→ Task goal: Can you return everything from "Would it be" down to "meanings are used)" in the post about RAID bad sectors, copied word for word?

→ Excerpt to read:
>>>

Basically different RAID cards handle bad sectors differently, to say nothing of the myriad of RAID interpretations and implementations.  Some enterprise-class ECC systems WILLl automatically badtrack, that is automatically set aside bad sectors and remap them to "spare" sectors on-the-fly, whereas some RAID cards just leave the bad sector and read the data from the redundant sister/twin/brother, whether that's the mirror or parity or dual parity.  The problem with the latter is those spots are half at-risk, in that the same sector goes bad on a sister, and unless it's "dual-parity" you're in trouble (that's how dual-parity came to be "invented").   It's not great that it might NOT "do" anything about the bad sector on a drive UNTIL THAT IS you run the occaisional housekeeping that you're supposed to do with the RAID controller utility (which, we'll assume in this case, has not been done for some indeteminate length of time).   This might be your situation, and raid is warning there's quite a few unhandled bad sectors that need dealing with.

Do NOT, do NOT handle bad sectors on the drives "directly individually" by connecting them elsewhere and doing low-level bad-sectoring/badtracking.  Only use the RAID controller utilities for that.  Otherwise, you can completely corrupt your stripe/mirror/parity so unless you want to rebuild your raid arrays from scratch and recover from last known good backup, so don't.

See, many RAID cards do NOT handle bad sectors the same as single drive operation (that you'd see measured on each drive's s.m.a.r.t.) in another surprising way.  Briefly put, what many RAID cards do when "preparing" the drives is set aside more space than the normal "spare sectors" for badsectoring, because, when there's a bad sector on one spot one of the drives in a "set", EITHER automatically or else as part of the raid "cleanup" maintenance process discusssed, many RAIDs set aside that sector on ALL the drives in the set if so much as one of them has it bad, the reason being, then, it can keep ALL the drives sectoring/blocking mirror/stripe/parity TABLES "In SYNC" so-to-speak, marching in lock-step, rather than dealing with odd exceptions for each drive individually.  But the result of that is, whether it's two, or three, or four, five or six drives in a set, a bad sector on one is "set aside" on them all, so the spare area has to be much bigger because it's going to get used up much quicker.  Thus, A RAID controller might be raising errors becaise the "volume" is almost out of spare sectors, and yet individually connected directly the drives seem fine.

Would it be better if bad sectors were relocated to spares on an individual disk basis? Yep.  Some do, but many DON'T preferring to simplify constant operation and performance versus the resulting "different behaviour" that seems like a complication but it's not and yes is slightly less efficient but these are after all supposed to be "redundant array of inexpensive disks" (or independant, both meanings are used)

Also, just hot-swapping drives, does NOT "reclaim" what had been bad sectors on evey disk in the set and somehow make them good sectors again, not once they've been set aside by the RAID.  So you could put in a perfectly good disk with no badsectors and as soon as RAID has reconstructed the set, for all intents and purposes the drive already has a whackload of bad sectors set aside.  On the other hand a hot-swap will help IF and only IF the bad sectors haven't been set aside yet (automatically, it'll be too late, manually, okay you may not have done it yet) BUT ONLY IF you happen to be swapping out the drive with the bad sectors in question.  BUT, BUT lets say sector 1234567 is good on the drive you exchange out, and bad on one of the sisters, well then the raid cannot/may not be able to reconstruct the data on sector 1234567 because on it's twin that's a bad sector that is unreadable and hasn't been remapped yet, and you just pulled the drive that had the other copy of the data for 1234567.  Mind you, if there is parity or dual-parity then the reconstruction should nevertheless be successful thanks to reverse engineering 1234567 from the extra redundancy.
So you see ultimately, the maintenance should be done (unless it's automatic).  It's definitely best to read the status conditions before any actions, and it's typically more preferable to do the maintenance before a swap out rather than not.
And ultimately, at some point, the array may have to be rebuilt because no amount of hot-swapping is going to make the spares area bigger if it's almost full.  (unless your RAID will do that maybe if you "extend" the volume by replacing with larger drives)

<<<

→ Listed records:

>>>

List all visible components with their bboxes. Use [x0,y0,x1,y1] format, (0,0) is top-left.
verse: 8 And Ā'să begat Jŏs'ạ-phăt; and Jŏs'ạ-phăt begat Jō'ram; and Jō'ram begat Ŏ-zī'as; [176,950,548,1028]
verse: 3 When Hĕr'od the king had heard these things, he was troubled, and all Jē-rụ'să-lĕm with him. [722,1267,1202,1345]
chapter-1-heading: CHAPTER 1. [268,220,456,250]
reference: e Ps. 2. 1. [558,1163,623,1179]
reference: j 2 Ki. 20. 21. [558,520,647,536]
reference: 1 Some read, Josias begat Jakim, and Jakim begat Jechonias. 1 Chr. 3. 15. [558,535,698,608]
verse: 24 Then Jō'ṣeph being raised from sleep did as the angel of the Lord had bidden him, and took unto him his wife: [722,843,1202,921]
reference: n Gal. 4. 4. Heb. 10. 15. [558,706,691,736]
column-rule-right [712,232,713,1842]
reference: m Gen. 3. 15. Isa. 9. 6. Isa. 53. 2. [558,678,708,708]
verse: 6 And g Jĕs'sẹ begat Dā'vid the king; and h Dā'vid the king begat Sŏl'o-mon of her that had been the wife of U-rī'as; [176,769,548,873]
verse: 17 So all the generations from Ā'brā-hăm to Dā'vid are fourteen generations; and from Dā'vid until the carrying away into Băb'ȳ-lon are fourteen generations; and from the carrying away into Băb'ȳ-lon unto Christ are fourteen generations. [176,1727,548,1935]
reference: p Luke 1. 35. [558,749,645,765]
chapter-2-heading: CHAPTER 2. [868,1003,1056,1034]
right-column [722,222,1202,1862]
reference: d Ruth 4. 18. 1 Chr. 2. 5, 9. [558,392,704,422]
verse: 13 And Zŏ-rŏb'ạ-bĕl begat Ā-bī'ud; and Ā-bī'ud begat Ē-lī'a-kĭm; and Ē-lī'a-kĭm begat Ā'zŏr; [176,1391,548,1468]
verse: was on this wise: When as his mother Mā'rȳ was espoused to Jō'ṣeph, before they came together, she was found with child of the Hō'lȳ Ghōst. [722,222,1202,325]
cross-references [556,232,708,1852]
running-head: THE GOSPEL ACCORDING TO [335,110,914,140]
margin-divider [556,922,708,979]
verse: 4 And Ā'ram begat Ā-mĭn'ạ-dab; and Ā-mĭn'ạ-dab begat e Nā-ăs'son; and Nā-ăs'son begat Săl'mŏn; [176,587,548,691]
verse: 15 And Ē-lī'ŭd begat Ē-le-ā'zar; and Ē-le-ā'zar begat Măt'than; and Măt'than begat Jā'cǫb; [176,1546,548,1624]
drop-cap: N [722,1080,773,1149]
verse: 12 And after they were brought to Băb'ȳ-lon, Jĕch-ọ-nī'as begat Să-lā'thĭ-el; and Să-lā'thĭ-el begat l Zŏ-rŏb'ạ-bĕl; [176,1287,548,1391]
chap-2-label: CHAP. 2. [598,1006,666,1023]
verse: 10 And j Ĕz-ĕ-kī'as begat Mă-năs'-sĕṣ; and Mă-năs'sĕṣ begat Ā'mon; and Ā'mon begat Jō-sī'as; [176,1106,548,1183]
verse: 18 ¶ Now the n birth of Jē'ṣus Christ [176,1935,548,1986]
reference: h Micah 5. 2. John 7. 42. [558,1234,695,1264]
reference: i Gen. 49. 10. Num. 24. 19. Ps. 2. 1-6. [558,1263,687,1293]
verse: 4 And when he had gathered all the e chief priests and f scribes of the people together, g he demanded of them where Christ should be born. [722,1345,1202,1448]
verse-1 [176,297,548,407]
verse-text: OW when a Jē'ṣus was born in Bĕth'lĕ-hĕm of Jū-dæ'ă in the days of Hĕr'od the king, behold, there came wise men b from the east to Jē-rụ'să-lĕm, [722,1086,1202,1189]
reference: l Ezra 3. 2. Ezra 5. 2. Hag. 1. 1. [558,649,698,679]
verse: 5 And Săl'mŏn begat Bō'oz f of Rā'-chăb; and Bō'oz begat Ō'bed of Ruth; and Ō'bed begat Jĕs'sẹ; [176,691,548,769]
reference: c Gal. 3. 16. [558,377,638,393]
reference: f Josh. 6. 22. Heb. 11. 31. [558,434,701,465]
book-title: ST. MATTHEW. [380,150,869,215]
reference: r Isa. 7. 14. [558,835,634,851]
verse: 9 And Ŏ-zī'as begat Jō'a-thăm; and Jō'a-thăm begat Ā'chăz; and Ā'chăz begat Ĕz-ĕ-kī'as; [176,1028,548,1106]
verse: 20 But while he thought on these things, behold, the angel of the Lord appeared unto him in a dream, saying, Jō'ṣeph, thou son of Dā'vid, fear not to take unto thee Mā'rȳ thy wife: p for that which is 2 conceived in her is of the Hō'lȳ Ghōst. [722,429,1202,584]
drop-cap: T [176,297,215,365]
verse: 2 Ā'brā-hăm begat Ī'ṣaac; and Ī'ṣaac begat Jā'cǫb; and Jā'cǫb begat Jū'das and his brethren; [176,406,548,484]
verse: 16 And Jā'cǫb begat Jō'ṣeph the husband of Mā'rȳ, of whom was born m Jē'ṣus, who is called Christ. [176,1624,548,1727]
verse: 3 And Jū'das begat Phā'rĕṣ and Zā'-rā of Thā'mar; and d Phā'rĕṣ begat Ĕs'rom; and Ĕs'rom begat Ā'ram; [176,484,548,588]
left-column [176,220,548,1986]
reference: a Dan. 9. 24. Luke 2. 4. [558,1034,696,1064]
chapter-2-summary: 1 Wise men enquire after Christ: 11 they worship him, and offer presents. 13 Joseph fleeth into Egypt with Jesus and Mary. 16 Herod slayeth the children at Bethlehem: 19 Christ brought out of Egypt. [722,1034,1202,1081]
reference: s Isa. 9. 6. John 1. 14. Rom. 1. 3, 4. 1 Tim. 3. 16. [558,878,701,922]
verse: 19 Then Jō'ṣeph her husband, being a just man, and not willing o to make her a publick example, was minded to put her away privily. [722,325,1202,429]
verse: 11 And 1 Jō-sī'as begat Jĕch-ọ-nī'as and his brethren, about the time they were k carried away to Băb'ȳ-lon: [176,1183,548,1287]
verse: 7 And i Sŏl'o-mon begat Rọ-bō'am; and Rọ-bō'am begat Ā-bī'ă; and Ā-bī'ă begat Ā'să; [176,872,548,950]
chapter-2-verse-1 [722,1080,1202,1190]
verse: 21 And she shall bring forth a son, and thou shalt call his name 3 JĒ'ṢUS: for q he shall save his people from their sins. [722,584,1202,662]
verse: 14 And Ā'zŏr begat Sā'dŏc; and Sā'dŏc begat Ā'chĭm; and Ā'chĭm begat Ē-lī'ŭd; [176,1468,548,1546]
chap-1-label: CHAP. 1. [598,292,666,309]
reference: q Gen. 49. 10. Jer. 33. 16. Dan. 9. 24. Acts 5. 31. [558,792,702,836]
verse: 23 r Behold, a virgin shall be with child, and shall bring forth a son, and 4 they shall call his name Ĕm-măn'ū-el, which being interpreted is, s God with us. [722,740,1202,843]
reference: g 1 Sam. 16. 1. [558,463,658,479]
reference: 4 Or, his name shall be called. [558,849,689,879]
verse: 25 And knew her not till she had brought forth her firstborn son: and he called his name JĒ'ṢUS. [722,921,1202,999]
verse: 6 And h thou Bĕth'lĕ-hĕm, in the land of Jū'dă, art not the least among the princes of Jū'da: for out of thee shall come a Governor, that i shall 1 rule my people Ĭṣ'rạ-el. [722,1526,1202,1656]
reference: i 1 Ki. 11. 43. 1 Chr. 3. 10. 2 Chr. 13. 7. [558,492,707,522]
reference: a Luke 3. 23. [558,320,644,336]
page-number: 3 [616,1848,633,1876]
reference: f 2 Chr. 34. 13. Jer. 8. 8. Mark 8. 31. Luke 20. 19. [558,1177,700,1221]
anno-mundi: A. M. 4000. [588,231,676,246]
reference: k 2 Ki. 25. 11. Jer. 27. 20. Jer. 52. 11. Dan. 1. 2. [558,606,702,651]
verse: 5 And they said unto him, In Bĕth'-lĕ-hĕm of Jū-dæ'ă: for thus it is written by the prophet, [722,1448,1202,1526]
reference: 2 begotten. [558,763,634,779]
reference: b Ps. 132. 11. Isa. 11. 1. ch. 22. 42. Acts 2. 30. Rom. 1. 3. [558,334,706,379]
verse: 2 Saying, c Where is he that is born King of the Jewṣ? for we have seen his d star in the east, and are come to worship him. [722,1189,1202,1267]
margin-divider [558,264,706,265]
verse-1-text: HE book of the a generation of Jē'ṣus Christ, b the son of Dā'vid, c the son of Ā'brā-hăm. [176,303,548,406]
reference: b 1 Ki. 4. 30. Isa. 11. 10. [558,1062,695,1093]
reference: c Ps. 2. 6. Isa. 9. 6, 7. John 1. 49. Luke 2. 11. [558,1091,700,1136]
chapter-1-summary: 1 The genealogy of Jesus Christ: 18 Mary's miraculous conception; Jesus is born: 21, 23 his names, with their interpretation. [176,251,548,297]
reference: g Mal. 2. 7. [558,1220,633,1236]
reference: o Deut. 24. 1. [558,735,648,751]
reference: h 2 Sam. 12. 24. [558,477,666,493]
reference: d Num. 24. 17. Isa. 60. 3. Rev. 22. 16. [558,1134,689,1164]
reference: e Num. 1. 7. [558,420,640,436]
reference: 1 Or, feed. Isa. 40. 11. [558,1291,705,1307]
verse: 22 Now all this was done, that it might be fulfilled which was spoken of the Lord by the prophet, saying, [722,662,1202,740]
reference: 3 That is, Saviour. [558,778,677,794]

<<<

→ Exercise solution:
Would it be better if bad sectors were relocated to spares on an individual disk basis? Yep.  Some do, but many DON'T preferring to simplify constant operation and performance versus the resulting "different behaviour" that seems like a complication but it's not and yes is slightly less efficient but these are after all supposed to be "redundant array of inexpensive disks" (or independant, both meanings are used)